**Written task:** Pull each line holding the word "this" from the data.

**Supplied material:**
"""

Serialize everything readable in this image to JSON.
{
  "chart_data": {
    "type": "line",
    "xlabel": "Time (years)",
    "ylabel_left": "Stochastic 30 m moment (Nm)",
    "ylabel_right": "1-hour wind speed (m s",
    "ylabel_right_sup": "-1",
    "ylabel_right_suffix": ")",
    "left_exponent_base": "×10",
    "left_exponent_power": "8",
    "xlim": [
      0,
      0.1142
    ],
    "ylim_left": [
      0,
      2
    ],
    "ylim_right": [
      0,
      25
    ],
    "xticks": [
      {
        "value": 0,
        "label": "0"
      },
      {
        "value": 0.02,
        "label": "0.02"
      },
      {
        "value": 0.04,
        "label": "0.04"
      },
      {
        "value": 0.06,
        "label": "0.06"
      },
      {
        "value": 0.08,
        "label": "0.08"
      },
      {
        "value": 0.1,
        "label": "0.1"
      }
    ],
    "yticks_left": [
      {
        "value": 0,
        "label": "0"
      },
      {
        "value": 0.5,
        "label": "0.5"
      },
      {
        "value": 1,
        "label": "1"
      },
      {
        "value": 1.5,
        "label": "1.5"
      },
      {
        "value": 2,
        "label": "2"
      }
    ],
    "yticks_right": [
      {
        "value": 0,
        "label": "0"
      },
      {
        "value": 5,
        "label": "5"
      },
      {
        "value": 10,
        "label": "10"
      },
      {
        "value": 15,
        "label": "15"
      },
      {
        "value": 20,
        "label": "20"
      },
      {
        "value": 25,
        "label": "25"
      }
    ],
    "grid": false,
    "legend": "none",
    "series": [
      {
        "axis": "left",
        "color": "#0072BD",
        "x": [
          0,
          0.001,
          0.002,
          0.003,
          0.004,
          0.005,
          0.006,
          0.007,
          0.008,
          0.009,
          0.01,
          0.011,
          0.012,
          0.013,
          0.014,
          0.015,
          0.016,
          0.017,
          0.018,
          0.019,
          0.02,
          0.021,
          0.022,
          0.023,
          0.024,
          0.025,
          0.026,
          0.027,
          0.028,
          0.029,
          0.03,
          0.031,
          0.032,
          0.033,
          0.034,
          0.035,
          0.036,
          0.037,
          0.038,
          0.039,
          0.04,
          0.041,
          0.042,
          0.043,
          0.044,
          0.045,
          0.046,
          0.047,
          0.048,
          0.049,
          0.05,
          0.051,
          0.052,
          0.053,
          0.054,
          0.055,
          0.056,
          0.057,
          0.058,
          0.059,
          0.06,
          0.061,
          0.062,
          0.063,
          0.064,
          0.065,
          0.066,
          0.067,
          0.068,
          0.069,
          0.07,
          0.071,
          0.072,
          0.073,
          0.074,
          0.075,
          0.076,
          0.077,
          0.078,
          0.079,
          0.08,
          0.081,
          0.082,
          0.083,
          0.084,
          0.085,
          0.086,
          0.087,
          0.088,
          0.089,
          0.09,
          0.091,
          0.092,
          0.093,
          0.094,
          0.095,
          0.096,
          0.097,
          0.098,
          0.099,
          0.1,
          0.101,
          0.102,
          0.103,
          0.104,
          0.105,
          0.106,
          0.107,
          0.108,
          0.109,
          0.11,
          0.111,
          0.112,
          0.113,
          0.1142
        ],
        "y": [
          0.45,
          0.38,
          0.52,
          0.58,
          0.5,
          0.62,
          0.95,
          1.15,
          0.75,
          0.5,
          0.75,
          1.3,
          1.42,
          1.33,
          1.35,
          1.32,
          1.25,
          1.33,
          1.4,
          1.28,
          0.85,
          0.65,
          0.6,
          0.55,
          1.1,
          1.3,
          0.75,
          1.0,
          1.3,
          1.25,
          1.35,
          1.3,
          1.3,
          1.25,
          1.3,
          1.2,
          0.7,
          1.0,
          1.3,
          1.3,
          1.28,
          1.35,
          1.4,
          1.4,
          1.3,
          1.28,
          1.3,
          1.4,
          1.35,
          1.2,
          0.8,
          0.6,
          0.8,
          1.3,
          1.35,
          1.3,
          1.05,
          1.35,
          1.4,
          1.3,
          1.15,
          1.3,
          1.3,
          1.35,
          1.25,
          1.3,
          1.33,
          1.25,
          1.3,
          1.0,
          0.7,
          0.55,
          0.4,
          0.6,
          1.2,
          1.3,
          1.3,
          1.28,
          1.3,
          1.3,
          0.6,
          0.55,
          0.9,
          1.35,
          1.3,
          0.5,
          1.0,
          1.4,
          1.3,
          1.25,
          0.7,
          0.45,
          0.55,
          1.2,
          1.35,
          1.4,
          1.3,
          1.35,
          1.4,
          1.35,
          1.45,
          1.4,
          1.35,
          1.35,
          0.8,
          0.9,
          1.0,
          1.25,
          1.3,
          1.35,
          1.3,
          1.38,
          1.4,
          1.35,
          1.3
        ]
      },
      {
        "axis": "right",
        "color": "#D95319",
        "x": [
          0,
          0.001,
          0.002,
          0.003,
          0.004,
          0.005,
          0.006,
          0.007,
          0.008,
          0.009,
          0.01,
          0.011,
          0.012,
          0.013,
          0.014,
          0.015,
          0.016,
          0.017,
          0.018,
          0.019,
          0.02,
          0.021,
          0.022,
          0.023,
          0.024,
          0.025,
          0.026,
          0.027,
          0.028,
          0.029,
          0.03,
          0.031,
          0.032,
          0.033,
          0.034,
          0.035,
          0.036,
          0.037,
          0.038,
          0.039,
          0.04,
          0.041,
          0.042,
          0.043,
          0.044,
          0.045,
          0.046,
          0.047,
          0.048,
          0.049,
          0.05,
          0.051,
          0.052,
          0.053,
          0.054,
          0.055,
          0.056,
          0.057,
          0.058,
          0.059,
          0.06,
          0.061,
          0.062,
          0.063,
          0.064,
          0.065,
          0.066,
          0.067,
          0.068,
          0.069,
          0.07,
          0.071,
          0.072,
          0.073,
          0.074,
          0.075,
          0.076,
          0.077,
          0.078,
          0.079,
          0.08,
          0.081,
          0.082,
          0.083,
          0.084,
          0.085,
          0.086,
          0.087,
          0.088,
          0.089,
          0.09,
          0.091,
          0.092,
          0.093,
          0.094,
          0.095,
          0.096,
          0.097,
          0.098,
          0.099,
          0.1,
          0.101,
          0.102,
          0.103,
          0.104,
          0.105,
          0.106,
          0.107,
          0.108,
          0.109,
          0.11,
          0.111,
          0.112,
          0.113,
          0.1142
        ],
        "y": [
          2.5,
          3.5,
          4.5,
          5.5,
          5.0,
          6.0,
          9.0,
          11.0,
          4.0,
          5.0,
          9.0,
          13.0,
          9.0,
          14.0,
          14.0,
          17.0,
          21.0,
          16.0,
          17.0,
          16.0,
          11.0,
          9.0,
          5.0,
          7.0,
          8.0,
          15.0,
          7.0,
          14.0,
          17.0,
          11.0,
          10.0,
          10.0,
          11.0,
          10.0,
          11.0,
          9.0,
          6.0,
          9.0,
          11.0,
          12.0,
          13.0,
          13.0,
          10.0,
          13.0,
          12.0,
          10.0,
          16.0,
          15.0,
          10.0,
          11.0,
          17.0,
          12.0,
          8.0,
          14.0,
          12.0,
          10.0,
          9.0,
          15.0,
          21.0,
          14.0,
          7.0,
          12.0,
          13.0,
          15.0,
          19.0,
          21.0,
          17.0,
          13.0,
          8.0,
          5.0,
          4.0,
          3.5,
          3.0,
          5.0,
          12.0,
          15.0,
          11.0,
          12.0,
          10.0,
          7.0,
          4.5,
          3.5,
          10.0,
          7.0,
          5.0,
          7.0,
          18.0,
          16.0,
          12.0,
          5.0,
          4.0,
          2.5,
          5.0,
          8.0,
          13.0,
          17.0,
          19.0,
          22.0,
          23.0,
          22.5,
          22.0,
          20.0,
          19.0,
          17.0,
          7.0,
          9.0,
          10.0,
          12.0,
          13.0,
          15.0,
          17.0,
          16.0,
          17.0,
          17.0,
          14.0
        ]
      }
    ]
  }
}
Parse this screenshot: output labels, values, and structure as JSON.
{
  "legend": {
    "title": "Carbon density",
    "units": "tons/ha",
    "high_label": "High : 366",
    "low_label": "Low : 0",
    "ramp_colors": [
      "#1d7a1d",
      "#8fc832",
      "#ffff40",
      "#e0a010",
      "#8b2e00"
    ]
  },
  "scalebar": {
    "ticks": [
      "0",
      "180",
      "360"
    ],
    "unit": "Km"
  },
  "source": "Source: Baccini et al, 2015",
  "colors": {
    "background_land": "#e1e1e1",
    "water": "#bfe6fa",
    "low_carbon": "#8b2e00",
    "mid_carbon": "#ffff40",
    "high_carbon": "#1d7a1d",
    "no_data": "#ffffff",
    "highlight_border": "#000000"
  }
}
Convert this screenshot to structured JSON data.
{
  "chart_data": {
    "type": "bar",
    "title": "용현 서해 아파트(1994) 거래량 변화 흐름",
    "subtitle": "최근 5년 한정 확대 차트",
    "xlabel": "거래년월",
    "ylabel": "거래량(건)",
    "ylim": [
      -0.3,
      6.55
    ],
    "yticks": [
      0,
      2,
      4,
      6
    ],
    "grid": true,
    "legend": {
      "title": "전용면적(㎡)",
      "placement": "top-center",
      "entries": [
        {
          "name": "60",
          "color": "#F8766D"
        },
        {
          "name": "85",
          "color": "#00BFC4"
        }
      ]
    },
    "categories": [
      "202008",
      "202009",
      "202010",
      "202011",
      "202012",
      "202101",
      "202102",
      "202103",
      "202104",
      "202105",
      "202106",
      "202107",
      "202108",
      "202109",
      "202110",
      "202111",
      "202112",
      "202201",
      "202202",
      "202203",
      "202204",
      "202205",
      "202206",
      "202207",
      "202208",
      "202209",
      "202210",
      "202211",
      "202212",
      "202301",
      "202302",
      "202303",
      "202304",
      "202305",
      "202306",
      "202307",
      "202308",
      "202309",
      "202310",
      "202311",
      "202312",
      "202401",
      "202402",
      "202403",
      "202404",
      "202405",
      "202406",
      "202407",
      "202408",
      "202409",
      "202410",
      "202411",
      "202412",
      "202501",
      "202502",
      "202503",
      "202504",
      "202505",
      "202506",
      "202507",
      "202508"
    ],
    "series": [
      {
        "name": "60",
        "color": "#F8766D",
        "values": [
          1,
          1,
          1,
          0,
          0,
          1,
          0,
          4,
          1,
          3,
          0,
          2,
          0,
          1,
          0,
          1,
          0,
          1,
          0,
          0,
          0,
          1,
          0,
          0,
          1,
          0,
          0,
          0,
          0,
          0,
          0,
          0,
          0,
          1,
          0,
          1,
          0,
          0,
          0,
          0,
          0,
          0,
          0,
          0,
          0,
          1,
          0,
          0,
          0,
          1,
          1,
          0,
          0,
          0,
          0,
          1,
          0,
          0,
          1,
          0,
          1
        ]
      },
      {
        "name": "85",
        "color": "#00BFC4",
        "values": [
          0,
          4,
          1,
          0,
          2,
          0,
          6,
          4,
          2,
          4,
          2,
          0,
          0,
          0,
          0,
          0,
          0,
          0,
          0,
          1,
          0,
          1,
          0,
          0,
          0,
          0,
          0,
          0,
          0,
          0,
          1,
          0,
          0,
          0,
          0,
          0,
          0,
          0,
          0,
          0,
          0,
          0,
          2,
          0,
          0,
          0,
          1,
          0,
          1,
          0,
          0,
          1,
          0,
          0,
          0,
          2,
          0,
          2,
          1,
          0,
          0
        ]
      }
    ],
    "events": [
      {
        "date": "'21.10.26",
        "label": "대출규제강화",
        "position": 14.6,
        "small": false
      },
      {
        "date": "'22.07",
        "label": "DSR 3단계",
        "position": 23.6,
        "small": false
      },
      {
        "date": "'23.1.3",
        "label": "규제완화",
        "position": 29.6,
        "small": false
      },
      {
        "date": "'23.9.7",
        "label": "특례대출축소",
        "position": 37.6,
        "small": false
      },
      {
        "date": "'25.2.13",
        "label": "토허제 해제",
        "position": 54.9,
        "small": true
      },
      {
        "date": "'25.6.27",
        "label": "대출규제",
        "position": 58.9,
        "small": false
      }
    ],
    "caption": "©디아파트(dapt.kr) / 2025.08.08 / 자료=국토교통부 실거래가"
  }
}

"""

**Result of the task:**
Serialize everything readable in this image to JSON.
Parse this screenshot: output labels, values, and structure as JSON.
Convert this screenshot to structured JSON data.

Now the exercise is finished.